(WHAT TO WORK ON):
Write the data below out exactly as it stands. Do not include the pictures.

(DATA IN THIS EXERCISE):
+-------+

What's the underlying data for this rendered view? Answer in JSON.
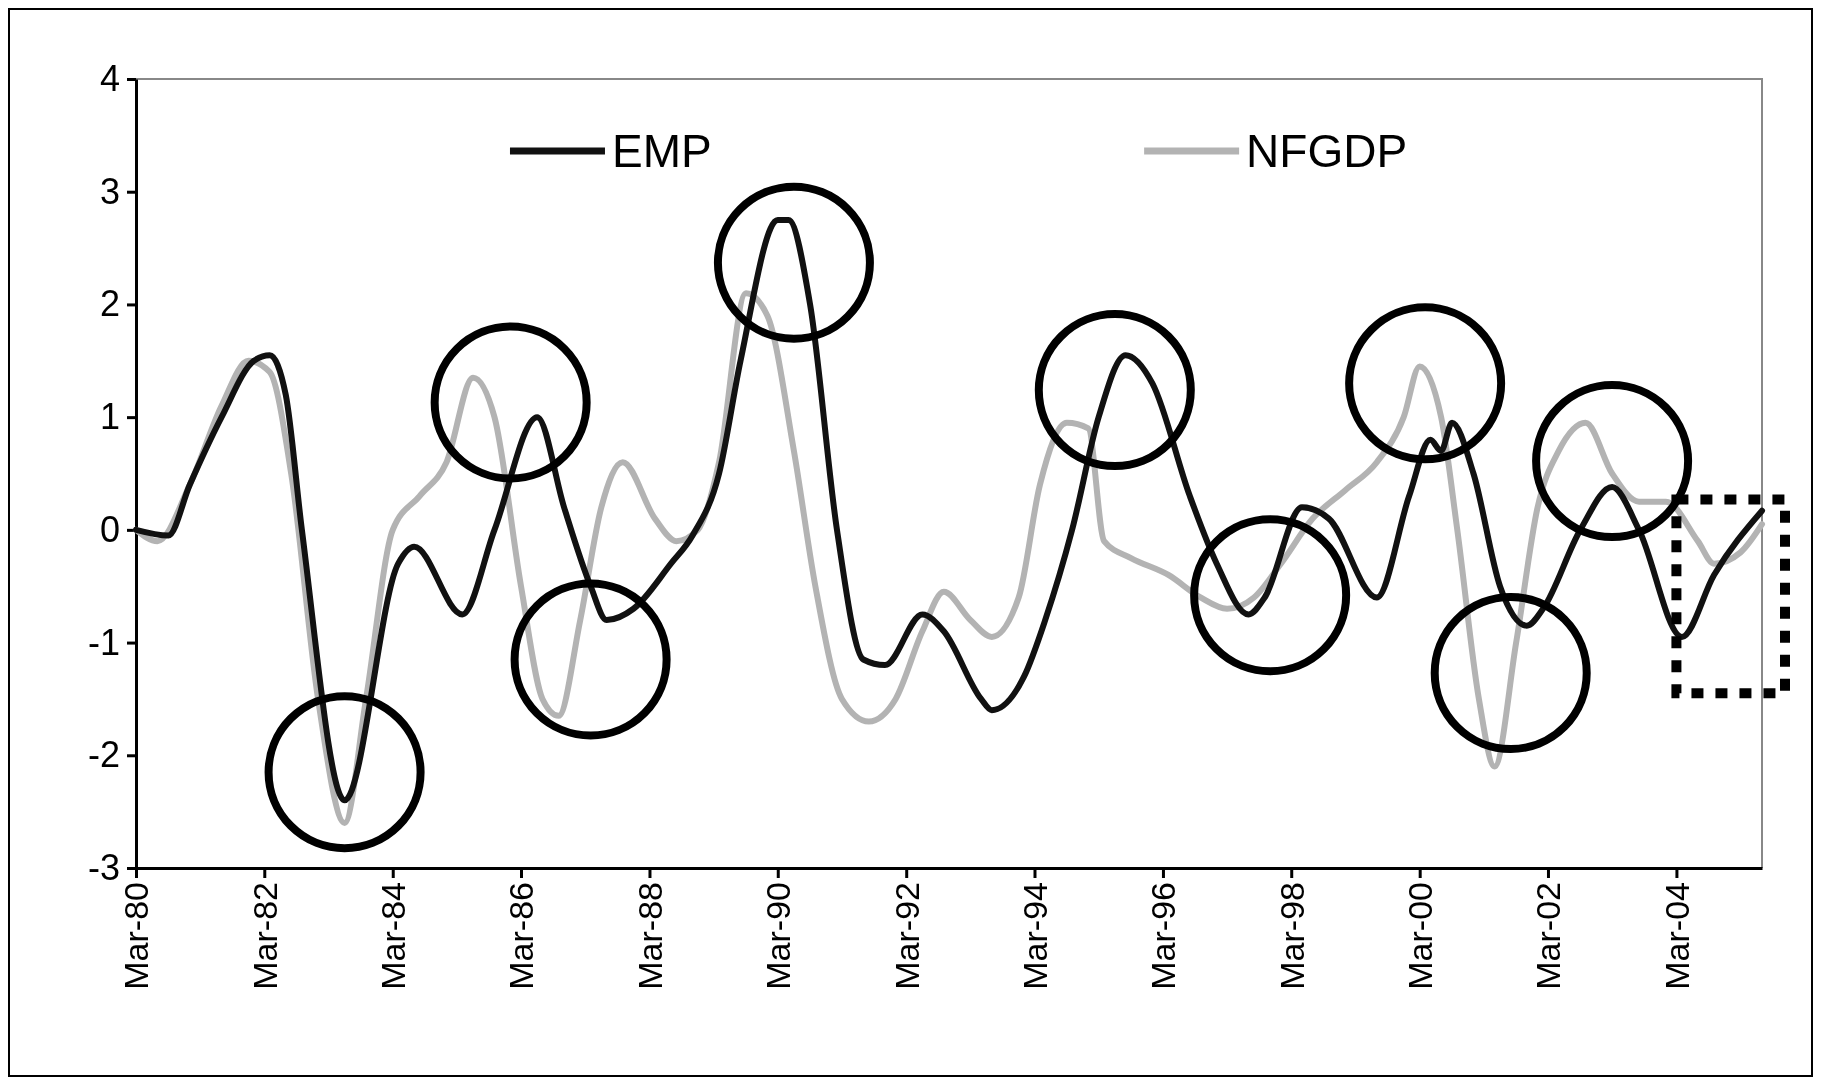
{
  "chart_data": {
    "type": "line",
    "x": [
      "1980-03",
      "1980-09",
      "1981-01",
      "1981-07",
      "1982-01",
      "1982-04",
      "1982-07",
      "1982-10",
      "1983-06",
      "1984-04",
      "1984-07",
      "1985-04",
      "1985-10",
      "1986-06",
      "1986-11",
      "1987-04",
      "1987-07",
      "1987-12",
      "1988-07",
      "1988-11",
      "1989-04",
      "1989-08",
      "1990-03",
      "1990-05",
      "1990-09",
      "1991-02",
      "1991-07",
      "1991-11",
      "1992-06",
      "1992-10",
      "1993-05",
      "1993-07",
      "1994-01",
      "1994-05",
      "1994-10",
      "1995-03",
      "1995-08",
      "1996-01",
      "1996-08",
      "1997-01",
      "1997-07",
      "1997-10",
      "1998-05",
      "1998-10",
      "1999-07",
      "2000-01",
      "2000-05",
      "2000-07",
      "2000-09",
      "2001-01",
      "2001-06",
      "2001-11",
      "2002-02",
      "2002-09",
      "2003-03",
      "2003-08",
      "2004-04",
      "2004-10",
      "2005-07"
    ],
    "series": [
      {
        "name": "EMP",
        "color": "#111111",
        "values": [
          0,
          -0.05,
          0.4,
          1.0,
          1.5,
          1.55,
          1.2,
          0,
          -2.4,
          -0.3,
          -0.15,
          -0.75,
          0,
          1.0,
          0.2,
          -0.5,
          -0.8,
          -0.7,
          -0.3,
          -0.05,
          0.5,
          1.5,
          2.75,
          2.75,
          2.0,
          0,
          -1.15,
          -1.2,
          -0.75,
          -0.9,
          -1.5,
          -1.6,
          -1.3,
          -0.8,
          0,
          1.0,
          1.55,
          1.3,
          0.3,
          -0.3,
          -0.75,
          -0.6,
          0.2,
          0.1,
          -0.6,
          0.3,
          0.8,
          0.7,
          0.95,
          0.5,
          -0.5,
          -0.85,
          -0.7,
          0,
          0.38,
          0,
          -0.95,
          -0.4,
          0.17
        ]
      },
      {
        "name": "NFGDP",
        "color": "#b3b3b3",
        "x": [
          "1980-03",
          "1980-07",
          "1981-01",
          "1981-07",
          "1981-12",
          "1982-04",
          "1982-08",
          "1983-01",
          "1983-06",
          "1983-10",
          "1984-03",
          "1984-08",
          "1985-01",
          "1985-06",
          "1985-10",
          "1986-03",
          "1986-07",
          "1986-10",
          "1987-02",
          "1987-06",
          "1987-10",
          "1988-04",
          "1988-08",
          "1988-12",
          "1989-04",
          "1989-09",
          "1990-01",
          "1990-06",
          "1990-10",
          "1991-03",
          "1991-08",
          "1992-01",
          "1992-06",
          "1992-10",
          "1993-03",
          "1993-07",
          "1993-12",
          "1994-04",
          "1994-09",
          "1995-01",
          "1995-04",
          "1995-09",
          "1996-04",
          "1996-10",
          "1997-03",
          "1997-08",
          "1998-01",
          "1998-07",
          "1999-01",
          "1999-07",
          "1999-12",
          "2000-03",
          "2000-07",
          "2000-10",
          "2001-02",
          "2001-05",
          "2001-09",
          "2002-01",
          "2002-05",
          "2002-10",
          "2003-03",
          "2003-08",
          "2004-01",
          "2004-07",
          "2004-10",
          "2005-03",
          "2005-07"
        ],
        "values": [
          0,
          -0.1,
          0.4,
          1.1,
          1.5,
          1.4,
          0.5,
          -1.5,
          -2.6,
          -1.5,
          0,
          0.3,
          0.6,
          1.35,
          1.0,
          -0.5,
          -1.5,
          -1.65,
          -0.8,
          0.2,
          0.6,
          0.1,
          -0.1,
          0,
          0.6,
          2.1,
          1.9,
          0.7,
          -0.5,
          -1.5,
          -1.7,
          -1.5,
          -0.9,
          -0.55,
          -0.8,
          -0.95,
          -0.6,
          0.4,
          0.95,
          0.9,
          -0.1,
          -0.25,
          -0.4,
          -0.6,
          -0.7,
          -0.6,
          -0.3,
          0.1,
          0.35,
          0.6,
          1.0,
          1.45,
          1.0,
          0,
          -1.5,
          -2.1,
          -1.0,
          0.2,
          0.7,
          0.95,
          0.5,
          0.25,
          0.25,
          -0.1,
          -0.3,
          -0.2,
          0.05
        ]
      }
    ],
    "xlim": [
      "1980-03",
      "2005-07"
    ],
    "xticks": [
      {
        "value": "1980-03",
        "label": "Mar-80"
      },
      {
        "value": "1982-03",
        "label": "Mar-82"
      },
      {
        "value": "1984-03",
        "label": "Mar-84"
      },
      {
        "value": "1986-03",
        "label": "Mar-86"
      },
      {
        "value": "1988-03",
        "label": "Mar-88"
      },
      {
        "value": "1990-03",
        "label": "Mar-90"
      },
      {
        "value": "1992-03",
        "label": "Mar-92"
      },
      {
        "value": "1994-03",
        "label": "Mar-94"
      },
      {
        "value": "1996-03",
        "label": "Mar-96"
      },
      {
        "value": "1998-03",
        "label": "Mar-98"
      },
      {
        "value": "2000-03",
        "label": "Mar-00"
      },
      {
        "value": "2002-03",
        "label": "Mar-02"
      },
      {
        "value": "2004-03",
        "label": "Mar-04"
      }
    ],
    "ylim": [
      -3,
      4
    ],
    "yticks": [
      -3,
      -2,
      -1,
      0,
      1,
      2,
      3,
      4
    ],
    "grid": false,
    "legend": "top",
    "marker": "none",
    "line_style": "solid"
  }
}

+-------+

(EXPECTED ANSWER):
What's the underlying data for this rendered view? Answer in JSON.
{
  "chart_data": {
    "type": "line",
    "x": [
      "1980-03",
      "1980-09",
      "1981-01",
      "1981-07",
      "1982-01",
      "1982-04",
      "1982-07",
      "1982-10",
      "1983-06",
      "1984-04",
      "1984-07",
      "1985-04",
      "1985-10",
      "1986-06",
      "1986-11",
      "1987-04",
      "1987-07",
      "1987-12",
      "1988-07",
      "1988-11",
      "1989-04",
      "1989-08",
      "1990-03",
      "1990-05",
      "1990-09",
      "1991-02",
      "1991-07",
      "1991-11",
      "1992-06",
      "1992-10",
      "1993-05",
      "1993-07",
      "1994-01",
      "1994-05",
      "1994-10",
      "1995-03",
      "1995-08",
      "1996-01",
      "1996-08",
      "1997-01",
      "1997-07",
      "1997-10",
      "1998-05",
      "1998-10",
      "1999-07",
      "2000-01",
      "2000-05",
      "2000-07",
      "2000-09",
      "2001-01",
      "2001-06",
      "2001-11",
      "2002-02",
      "2002-09",
      "2003-03",
      "2003-08",
      "2004-04",
      "2004-10",
      "2005-07"
    ],
    "series": [
      {
        "name": "EMP",
        "color": "#111111",
        "values": [
          0,
          -0.05,
          0.4,
          1.0,
          1.5,
          1.55,
          1.2,
          0,
          -2.4,
          -0.3,
          -0.15,
          -0.75,
          0,
          1.0,
          0.2,
          -0.5,
          -0.8,
          -0.7,
          -0.3,
          -0.05,
          0.5,
          1.5,
          2.75,
          2.75,
          2.0,
          0,
          -1.15,
          -1.2,
          -0.75,
          -0.9,
          -1.5,
          -1.6,
          -1.3,
          -0.8,
          0,
          1.0,
          1.55,
          1.3,
          0.3,
          -0.3,
          -0.75,
          -0.6,
          0.2,
          0.1,
          -0.6,
          0.3,
          0.8,
          0.7,
          0.95,
          0.5,
          -0.5,
          -0.85,
          -0.7,
          0,
          0.38,
          0,
          -0.95,
          -0.4,
          0.17
        ]
      },
      {
        "name": "NFGDP",
        "color": "#b3b3b3",
        "x": [
          "1980-03",
          "1980-07",
          "1981-01",
          "1981-07",
          "1981-12",
          "1982-04",
          "1982-08",
          "1983-01",
          "1983-06",
          "1983-10",
          "1984-03",
          "1984-08",
          "1985-01",
          "1985-06",
          "1985-10",
          "1986-03",
          "1986-07",
          "1986-10",
          "1987-02",
          "1987-06",
          "1987-10",
          "1988-04",
          "1988-08",
          "1988-12",
          "1989-04",
          "1989-09",
          "1990-01",
          "1990-06",
          "1990-10",
          "1991-03",
          "1991-08",
          "1992-01",
          "1992-06",
          "1992-10",
          "1993-03",
          "1993-07",
          "1993-12",
          "1994-04",
          "1994-09",
          "1995-01",
          "1995-04",
          "1995-09",
          "1996-04",
          "1996-10",
          "1997-03",
          "1997-08",
          "1998-01",
          "1998-07",
          "1999-01",
          "1999-07",
          "1999-12",
          "2000-03",
          "2000-07",
          "2000-10",
          "2001-02",
          "2001-05",
          "2001-09",
          "2002-01",
          "2002-05",
          "2002-10",
          "2003-03",
          "2003-08",
          "2004-01",
          "2004-07",
          "2004-10",
          "2005-03",
          "2005-07"
        ],
        "values": [
          0,
          -0.1,
          0.4,
          1.1,
          1.5,
          1.4,
          0.5,
          -1.5,
          -2.6,
          -1.5,
          0,
          0.3,
          0.6,
          1.35,
          1.0,
          -0.5,
          -1.5,
          -1.65,
          -0.8,
          0.2,
          0.6,
          0.1,
          -0.1,
          0,
          0.6,
          2.1,
          1.9,
          0.7,
          -0.5,
          -1.5,
          -1.7,
          -1.5,
          -0.9,
          -0.55,
          -0.8,
          -0.95,
          -0.6,
          0.4,
          0.95,
          0.9,
          -0.1,
          -0.25,
          -0.4,
          -0.6,
          -0.7,
          -0.6,
          -0.3,
          0.1,
          0.35,
          0.6,
          1.0,
          1.45,
          1.0,
          0,
          -1.5,
          -2.1,
          -1.0,
          0.2,
          0.7,
          0.95,
          0.5,
          0.25,
          0.25,
          -0.1,
          -0.3,
          -0.2,
          0.05
        ]
      }
    ],
    "xlim": [
      "1980-03",
      "2005-07"
    ],
    "xticks": [
      {
        "value": "1980-03",
        "label": "Mar-80"
      },
      {
        "value": "1982-03",
        "label": "Mar-82"
      },
      {
        "value": "1984-03",
        "label": "Mar-84"
      },
      {
        "value": "1986-03",
        "label": "Mar-86"
      },
      {
        "value": "1988-03",
        "label": "Mar-88"
      },
      {
        "value": "1990-03",
        "label": "Mar-90"
      },
      {
        "value": "1992-03",
        "label": "Mar-92"
      },
      {
        "value": "1994-03",
        "label": "Mar-94"
      },
      {
        "value": "1996-03",
        "label": "Mar-96"
      },
      {
        "value": "1998-03",
        "label": "Mar-98"
      },
      {
        "value": "2000-03",
        "label": "Mar-00"
      },
      {
        "value": "2002-03",
        "label": "Mar-02"
      },
      {
        "value": "2004-03",
        "label": "Mar-04"
      }
    ],
    "ylim": [
      -3,
      4
    ],
    "yticks": [
      -3,
      -2,
      -1,
      0,
      1,
      2,
      3,
      4
    ],
    "grid": false,
    "legend": "top",
    "marker": "none",
    "line_style": "solid"
  }
}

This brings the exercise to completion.